* _What the task requires_:
Rewrite every line of the items below, substituting "library-file-icon" for each occurrence of "dll-file-icon" and keeping everything else unchanged. Leave the pictures out of your answer.
╭──
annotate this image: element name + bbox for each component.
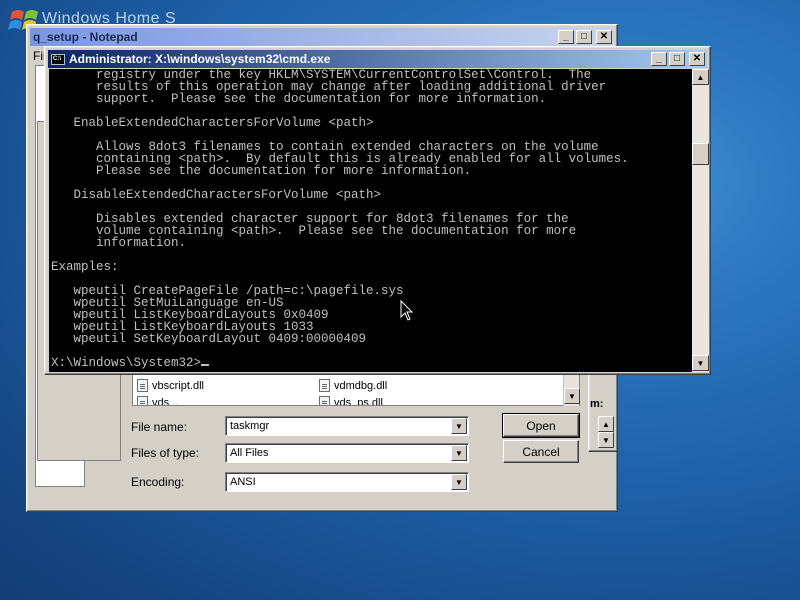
cmd-minimize-button[interactable]: _ [651, 52, 667, 66]
dll-file-icon [319, 396, 330, 405]
console-output[interactable]: registry under the key HKLM\SYSTEM\Curre… [49, 69, 692, 372]
notepad-title: q_setup - Notepad [33, 30, 138, 44]
console-lines: registry under the key HKLM\SYSTEM\Curre… [51, 69, 692, 357]
files-of-type-label: Files of type: [131, 446, 200, 460]
encoding-label: Encoding: [131, 475, 185, 489]
console-line: information. [51, 236, 187, 250]
console-line: support. Please see the documentation fo… [51, 92, 547, 106]
console-line: DisableExtendedCharactersForVolume <path… [51, 188, 382, 202]
file-name-input[interactable]: taskmgr ▼ [225, 416, 469, 436]
cmd-titlebar[interactable]: C:\ Administrator: X:\windows\system32\c… [48, 50, 707, 68]
cmd-scroll-down-button[interactable]: ▼ [692, 355, 709, 371]
notepad-titlebar[interactable]: q_setup - Notepad _ □ ✕ [30, 28, 614, 46]
list-item[interactable]: vds_ps.dll [319, 396, 383, 405]
encoding-dropdown-icon[interactable]: ▼ [451, 474, 467, 490]
cmd-scroll-thumb[interactable] [692, 143, 709, 165]
open-button[interactable]: Open [502, 413, 580, 438]
list-item[interactable]: vdmdbg.dll [319, 379, 387, 392]
notepad-close-button[interactable]: ✕ [596, 30, 612, 44]
mouse-pointer-icon [400, 300, 414, 321]
dll-file-icon [137, 379, 148, 392]
text-cursor [201, 364, 210, 366]
cmd-scrollbar[interactable]: ▲ ▼ [692, 69, 709, 372]
cmd-title: Administrator: X:\windows\system32\cmd.e… [69, 52, 331, 66]
console-line: EnableExtendedCharactersForVolume <path> [51, 116, 374, 130]
console-line: Examples: [51, 260, 119, 274]
dll-file-icon [137, 396, 148, 405]
cmd-window[interactable]: C:\ Administrator: X:\windows\system32\c… [44, 46, 711, 375]
background-scroll-up-button[interactable]: ▲ [598, 416, 614, 432]
notepad-maximize-button[interactable]: □ [576, 30, 592, 44]
cmd-maximize-button[interactable]: □ [669, 52, 685, 66]
cancel-button[interactable]: Cancel [503, 440, 579, 463]
list-item[interactable]: vds... [137, 396, 178, 405]
notepad-minimize-button[interactable]: _ [558, 30, 574, 44]
list-item[interactable]: vbscript.dll [137, 379, 204, 392]
console-line: Please see the documentation for more in… [51, 164, 472, 178]
background-window-text: m: [590, 398, 604, 410]
cmd-app-icon: C:\ [51, 53, 65, 65]
cmd-scroll-up-button[interactable]: ▲ [692, 69, 709, 85]
file-list-scrollbar[interactable]: ▼ [563, 374, 580, 406]
file-name-dropdown-icon[interactable]: ▼ [451, 418, 467, 434]
background-scroll-down-button[interactable]: ▼ [598, 432, 614, 448]
cmd-close-button[interactable]: ✕ [689, 52, 705, 66]
console-line: wpeutil SetKeyboardLayout 0409:00000409 [51, 332, 367, 346]
file-list-scroll-down-button[interactable]: ▼ [564, 388, 580, 404]
encoding-select[interactable]: ANSI ▼ [225, 472, 469, 492]
files-of-type-select[interactable]: All Files ▼ [225, 443, 469, 463]
dll-file-icon [319, 379, 330, 392]
command-prompt: X:\Windows\System32> [51, 356, 202, 370]
file-name-label: File name: [131, 420, 188, 434]
file-list[interactable]: vbscript.dll vdmdbg.dll vds... vds_ps.dl… [132, 372, 580, 406]
files-of-type-dropdown-icon[interactable]: ▼ [451, 445, 467, 461]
╰──
* _Final answer_:
annotate this image: element name + bbox for each component.
cmd-minimize-button[interactable]: _ [651, 52, 667, 66]
library-file-icon [319, 396, 330, 405]
console-output[interactable]: registry under the key HKLM\SYSTEM\Curre… [49, 69, 692, 372]
notepad-title: q_setup - Notepad [33, 30, 138, 44]
console-lines: registry under the key HKLM\SYSTEM\Curre… [51, 69, 692, 357]
files-of-type-label: Files of type: [131, 446, 200, 460]
encoding-label: Encoding: [131, 475, 185, 489]
console-line: information. [51, 236, 187, 250]
console-line: support. Please see the documentation fo… [51, 92, 547, 106]
console-line: DisableExtendedCharactersForVolume <path… [51, 188, 382, 202]
file-name-input[interactable]: taskmgr ▼ [225, 416, 469, 436]
cmd-titlebar[interactable]: C:\ Administrator: X:\windows\system32\c… [48, 50, 707, 68]
cmd-scroll-down-button[interactable]: ▼ [692, 355, 709, 371]
notepad-titlebar[interactable]: q_setup - Notepad _ □ ✕ [30, 28, 614, 46]
list-item[interactable]: vds_ps.dll [319, 396, 383, 405]
encoding-dropdown-icon[interactable]: ▼ [451, 474, 467, 490]
cmd-scroll-thumb[interactable] [692, 143, 709, 165]
open-button[interactable]: Open [502, 413, 580, 438]
list-item[interactable]: vdmdbg.dll [319, 379, 387, 392]
notepad-close-button[interactable]: ✕ [596, 30, 612, 44]
mouse-pointer-icon [400, 300, 414, 321]
library-file-icon [137, 379, 148, 392]
text-cursor [201, 364, 210, 366]
cmd-scrollbar[interactable]: ▲ ▼ [692, 69, 709, 372]
cmd-title: Administrator: X:\windows\system32\cmd.e… [69, 52, 331, 66]
console-line: EnableExtendedCharactersForVolume <path> [51, 116, 374, 130]
console-line: Examples: [51, 260, 119, 274]
library-file-icon [137, 396, 148, 405]
cmd-window[interactable]: C:\ Administrator: X:\windows\system32\c… [44, 46, 711, 375]
background-scroll-up-button[interactable]: ▲ [598, 416, 614, 432]
notepad-maximize-button[interactable]: □ [576, 30, 592, 44]
cmd-maximize-button[interactable]: □ [669, 52, 685, 66]
cancel-button[interactable]: Cancel [503, 440, 579, 463]
list-item[interactable]: vds... [137, 396, 178, 405]
notepad-minimize-button[interactable]: _ [558, 30, 574, 44]
list-item[interactable]: vbscript.dll [137, 379, 204, 392]
console-line: Please see the documentation for more in… [51, 164, 472, 178]
background-window-text: m: [590, 398, 604, 410]
cmd-app-icon: C:\ [51, 53, 65, 65]
cmd-scroll-up-button[interactable]: ▲ [692, 69, 709, 85]
file-list-scrollbar[interactable]: ▼ [563, 374, 580, 406]
file-name-dropdown-icon[interactable]: ▼ [451, 418, 467, 434]
background-scroll-down-button[interactable]: ▼ [598, 432, 614, 448]
cmd-close-button[interactable]: ✕ [689, 52, 705, 66]
console-line: wpeutil SetKeyboardLayout 0409:00000409 [51, 332, 367, 346]
file-list-scroll-down-button[interactable]: ▼ [564, 388, 580, 404]
encoding-select[interactable]: ANSI ▼ [225, 472, 469, 492]
files-of-type-select[interactable]: All Files ▼ [225, 443, 469, 463]
library-file-icon [319, 379, 330, 392]
command-prompt: X:\Windows\System32> [51, 356, 202, 370]
file-name-label: File name: [131, 420, 188, 434]
file-list[interactable]: vbscript.dll vdmdbg.dll vds... vds_ps.dl… [132, 372, 580, 406]
files-of-type-dropdown-icon[interactable]: ▼ [451, 445, 467, 461]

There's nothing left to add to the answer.